# STATED TASK:
Every entry must be given again exactly.
----------
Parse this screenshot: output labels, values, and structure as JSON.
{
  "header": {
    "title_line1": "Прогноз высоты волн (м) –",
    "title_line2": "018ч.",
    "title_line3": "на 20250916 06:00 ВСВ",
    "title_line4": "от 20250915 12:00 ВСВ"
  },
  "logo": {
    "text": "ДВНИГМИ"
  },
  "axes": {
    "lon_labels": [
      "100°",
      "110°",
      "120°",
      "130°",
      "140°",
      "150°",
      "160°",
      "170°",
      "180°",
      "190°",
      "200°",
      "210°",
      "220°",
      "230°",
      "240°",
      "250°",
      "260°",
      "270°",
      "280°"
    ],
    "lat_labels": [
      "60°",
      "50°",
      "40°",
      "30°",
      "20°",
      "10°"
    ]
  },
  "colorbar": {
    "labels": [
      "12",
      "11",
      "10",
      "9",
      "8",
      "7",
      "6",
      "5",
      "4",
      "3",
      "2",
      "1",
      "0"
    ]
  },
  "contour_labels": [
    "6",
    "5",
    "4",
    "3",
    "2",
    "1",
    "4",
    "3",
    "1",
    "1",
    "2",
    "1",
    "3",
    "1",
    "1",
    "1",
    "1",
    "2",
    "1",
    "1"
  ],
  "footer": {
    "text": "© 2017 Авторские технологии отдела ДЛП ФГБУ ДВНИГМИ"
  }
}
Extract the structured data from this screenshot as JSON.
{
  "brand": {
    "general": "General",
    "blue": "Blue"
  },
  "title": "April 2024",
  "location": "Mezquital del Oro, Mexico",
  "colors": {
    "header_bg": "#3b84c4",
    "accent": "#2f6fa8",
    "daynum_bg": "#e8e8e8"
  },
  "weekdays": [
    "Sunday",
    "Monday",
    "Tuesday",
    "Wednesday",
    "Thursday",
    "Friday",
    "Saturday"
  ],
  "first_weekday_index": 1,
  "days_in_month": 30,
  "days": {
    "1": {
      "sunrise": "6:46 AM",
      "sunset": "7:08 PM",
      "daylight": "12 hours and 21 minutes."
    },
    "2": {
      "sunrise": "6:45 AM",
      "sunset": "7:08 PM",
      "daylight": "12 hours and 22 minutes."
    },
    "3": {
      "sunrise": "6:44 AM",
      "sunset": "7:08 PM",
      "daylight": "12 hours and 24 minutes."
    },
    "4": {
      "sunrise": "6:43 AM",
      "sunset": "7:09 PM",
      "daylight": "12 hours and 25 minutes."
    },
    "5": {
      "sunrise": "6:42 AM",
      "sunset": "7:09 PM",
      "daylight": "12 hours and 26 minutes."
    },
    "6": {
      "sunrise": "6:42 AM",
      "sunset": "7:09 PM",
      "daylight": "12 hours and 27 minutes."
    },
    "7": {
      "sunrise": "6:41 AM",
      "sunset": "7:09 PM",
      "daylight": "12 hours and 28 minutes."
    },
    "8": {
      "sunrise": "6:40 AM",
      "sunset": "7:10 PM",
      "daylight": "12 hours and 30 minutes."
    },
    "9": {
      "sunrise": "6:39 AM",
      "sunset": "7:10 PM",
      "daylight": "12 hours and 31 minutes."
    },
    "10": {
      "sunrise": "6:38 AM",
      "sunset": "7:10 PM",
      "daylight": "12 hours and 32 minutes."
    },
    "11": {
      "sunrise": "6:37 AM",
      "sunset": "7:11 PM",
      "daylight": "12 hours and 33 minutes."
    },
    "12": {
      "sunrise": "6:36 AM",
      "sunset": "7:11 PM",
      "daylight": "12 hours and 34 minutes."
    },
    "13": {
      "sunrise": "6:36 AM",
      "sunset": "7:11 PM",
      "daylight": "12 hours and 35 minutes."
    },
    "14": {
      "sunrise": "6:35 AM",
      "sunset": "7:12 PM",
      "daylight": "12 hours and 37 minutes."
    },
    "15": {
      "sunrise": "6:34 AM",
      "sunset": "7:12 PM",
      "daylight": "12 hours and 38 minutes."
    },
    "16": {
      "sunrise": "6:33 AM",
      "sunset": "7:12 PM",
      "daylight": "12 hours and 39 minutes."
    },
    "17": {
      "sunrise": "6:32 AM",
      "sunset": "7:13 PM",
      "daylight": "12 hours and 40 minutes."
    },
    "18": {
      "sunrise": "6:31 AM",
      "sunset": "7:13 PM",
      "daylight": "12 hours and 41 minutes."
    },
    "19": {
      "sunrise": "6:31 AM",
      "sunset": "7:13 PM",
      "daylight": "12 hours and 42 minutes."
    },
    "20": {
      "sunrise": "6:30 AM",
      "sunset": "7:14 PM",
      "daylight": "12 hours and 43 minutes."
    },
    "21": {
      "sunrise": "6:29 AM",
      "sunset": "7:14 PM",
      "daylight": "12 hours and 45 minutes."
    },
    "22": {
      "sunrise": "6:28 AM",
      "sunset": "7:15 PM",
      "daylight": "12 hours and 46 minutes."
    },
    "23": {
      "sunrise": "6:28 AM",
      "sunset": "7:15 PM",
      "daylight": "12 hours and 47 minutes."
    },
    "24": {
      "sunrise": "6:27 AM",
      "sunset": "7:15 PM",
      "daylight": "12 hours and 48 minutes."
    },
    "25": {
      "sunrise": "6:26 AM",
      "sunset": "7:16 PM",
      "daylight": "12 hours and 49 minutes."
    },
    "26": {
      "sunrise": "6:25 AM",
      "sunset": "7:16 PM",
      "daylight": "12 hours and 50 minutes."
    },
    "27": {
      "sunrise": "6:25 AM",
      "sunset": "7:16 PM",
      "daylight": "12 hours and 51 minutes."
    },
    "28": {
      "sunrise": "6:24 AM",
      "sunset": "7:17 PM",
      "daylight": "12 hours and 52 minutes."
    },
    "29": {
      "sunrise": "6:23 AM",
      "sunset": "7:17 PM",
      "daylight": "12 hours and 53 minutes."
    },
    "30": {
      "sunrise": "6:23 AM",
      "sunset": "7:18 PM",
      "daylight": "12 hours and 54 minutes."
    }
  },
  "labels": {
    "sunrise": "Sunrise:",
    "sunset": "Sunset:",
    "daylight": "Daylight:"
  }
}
----------
# TASK SOLUTION:
Parse this screenshot: output labels, values, and structure as JSON.
{
  "header": {
    "title_line1": "Прогноз высоты волн (м) –",
    "title_line2": "018ч.",
    "title_line3": "на 20250916 06:00 ВСВ",
    "title_line4": "от 20250915 12:00 ВСВ"
  },
  "logo": {
    "text": "ДВНИГМИ"
  },
  "axes": {
    "lon_labels": [
      "100°",
      "110°",
      "120°",
      "130°",
      "140°",
      "150°",
      "160°",
      "170°",
      "180°",
      "190°",
      "200°",
      "210°",
      "220°",
      "230°",
      "240°",
      "250°",
      "260°",
      "270°",
      "280°"
    ],
    "lat_labels": [
      "60°",
      "50°",
      "40°",
      "30°",
      "20°",
      "10°"
    ]
  },
  "colorbar": {
    "labels": [
      "12",
      "11",
      "10",
      "9",
      "8",
      "7",
      "6",
      "5",
      "4",
      "3",
      "2",
      "1",
      "0"
    ]
  },
  "contour_labels": [
    "6",
    "5",
    "4",
    "3",
    "2",
    "1",
    "4",
    "3",
    "1",
    "1",
    "2",
    "1",
    "3",
    "1",
    "1",
    "1",
    "1",
    "2",
    "1",
    "1"
  ],
  "footer": {
    "text": "© 2017 Авторские технологии отдела ДЛП ФГБУ ДВНИГМИ"
  }
}
Extract the structured data from this screenshot as JSON.
{
  "brand": {
    "general": "General",
    "blue": "Blue"
  },
  "title": "April 2024",
  "location": "Mezquital del Oro, Mexico",
  "colors": {
    "header_bg": "#3b84c4",
    "accent": "#2f6fa8",
    "daynum_bg": "#e8e8e8"
  },
  "weekdays": [
    "Sunday",
    "Monday",
    "Tuesday",
    "Wednesday",
    "Thursday",
    "Friday",
    "Saturday"
  ],
  "first_weekday_index": 1,
  "days_in_month": 30,
  "days": {
    "1": {
      "sunrise": "6:46 AM",
      "sunset": "7:08 PM",
      "daylight": "12 hours and 21 minutes."
    },
    "2": {
      "sunrise": "6:45 AM",
      "sunset": "7:08 PM",
      "daylight": "12 hours and 22 minutes."
    },
    "3": {
      "sunrise": "6:44 AM",
      "sunset": "7:08 PM",
      "daylight": "12 hours and 24 minutes."
    },
    "4": {
      "sunrise": "6:43 AM",
      "sunset": "7:09 PM",
      "daylight": "12 hours and 25 minutes."
    },
    "5": {
      "sunrise": "6:42 AM",
      "sunset": "7:09 PM",
      "daylight": "12 hours and 26 minutes."
    },
    "6": {
      "sunrise": "6:42 AM",
      "sunset": "7:09 PM",
      "daylight": "12 hours and 27 minutes."
    },
    "7": {
      "sunrise": "6:41 AM",
      "sunset": "7:09 PM",
      "daylight": "12 hours and 28 minutes."
    },
    "8": {
      "sunrise": "6:40 AM",
      "sunset": "7:10 PM",
      "daylight": "12 hours and 30 minutes."
    },
    "9": {
      "sunrise": "6:39 AM",
      "sunset": "7:10 PM",
      "daylight": "12 hours and 31 minutes."
    },
    "10": {
      "sunrise": "6:38 AM",
      "sunset": "7:10 PM",
      "daylight": "12 hours and 32 minutes."
    },
    "11": {
      "sunrise": "6:37 AM",
      "sunset": "7:11 PM",
      "daylight": "12 hours and 33 minutes."
    },
    "12": {
      "sunrise": "6:36 AM",
      "sunset": "7:11 PM",
      "daylight": "12 hours and 34 minutes."
    },
    "13": {
      "sunrise": "6:36 AM",
      "sunset": "7:11 PM",
      "daylight": "12 hours and 35 minutes."
    },
    "14": {
      "sunrise": "6:35 AM",
      "sunset": "7:12 PM",
      "daylight": "12 hours and 37 minutes."
    },
    "15": {
      "sunrise": "6:34 AM",
      "sunset": "7:12 PM",
      "daylight": "12 hours and 38 minutes."
    },
    "16": {
      "sunrise": "6:33 AM",
      "sunset": "7:12 PM",
      "daylight": "12 hours and 39 minutes."
    },
    "17": {
      "sunrise": "6:32 AM",
      "sunset": "7:13 PM",
      "daylight": "12 hours and 40 minutes."
    },
    "18": {
      "sunrise": "6:31 AM",
      "sunset": "7:13 PM",
      "daylight": "12 hours and 41 minutes."
    },
    "19": {
      "sunrise": "6:31 AM",
      "sunset": "7:13 PM",
      "daylight": "12 hours and 42 minutes."
    },
    "20": {
      "sunrise": "6:30 AM",
      "sunset": "7:14 PM",
      "daylight": "12 hours and 43 minutes."
    },
    "21": {
      "sunrise": "6:29 AM",
      "sunset": "7:14 PM",
      "daylight": "12 hours and 45 minutes."
    },
    "22": {
      "sunrise": "6:28 AM",
      "sunset": "7:15 PM",
      "daylight": "12 hours and 46 minutes."
    },
    "23": {
      "sunrise": "6:28 AM",
      "sunset": "7:15 PM",
      "daylight": "12 hours and 47 minutes."
    },
    "24": {
      "sunrise": "6:27 AM",
      "sunset": "7:15 PM",
      "daylight": "12 hours and 48 minutes."
    },
    "25": {
      "sunrise": "6:26 AM",
      "sunset": "7:16 PM",
      "daylight": "12 hours and 49 minutes."
    },
    "26": {
      "sunrise": "6:25 AM",
      "sunset": "7:16 PM",
      "daylight": "12 hours and 50 minutes."
    },
    "27": {
      "sunrise": "6:25 AM",
      "sunset": "7:16 PM",
      "daylight": "12 hours and 51 minutes."
    },
    "28": {
      "sunrise": "6:24 AM",
      "sunset": "7:17 PM",
      "daylight": "12 hours and 52 minutes."
    },
    "29": {
      "sunrise": "6:23 AM",
      "sunset": "7:17 PM",
      "daylight": "12 hours and 53 minutes."
    },
    "30": {
      "sunrise": "6:23 AM",
      "sunset": "7:18 PM",
      "daylight": "12 hours and 54 minutes."
    }
  },
  "labels": {
    "sunrise": "Sunrise:",
    "sunset": "Sunset:",
    "daylight": "Daylight:"
  }
}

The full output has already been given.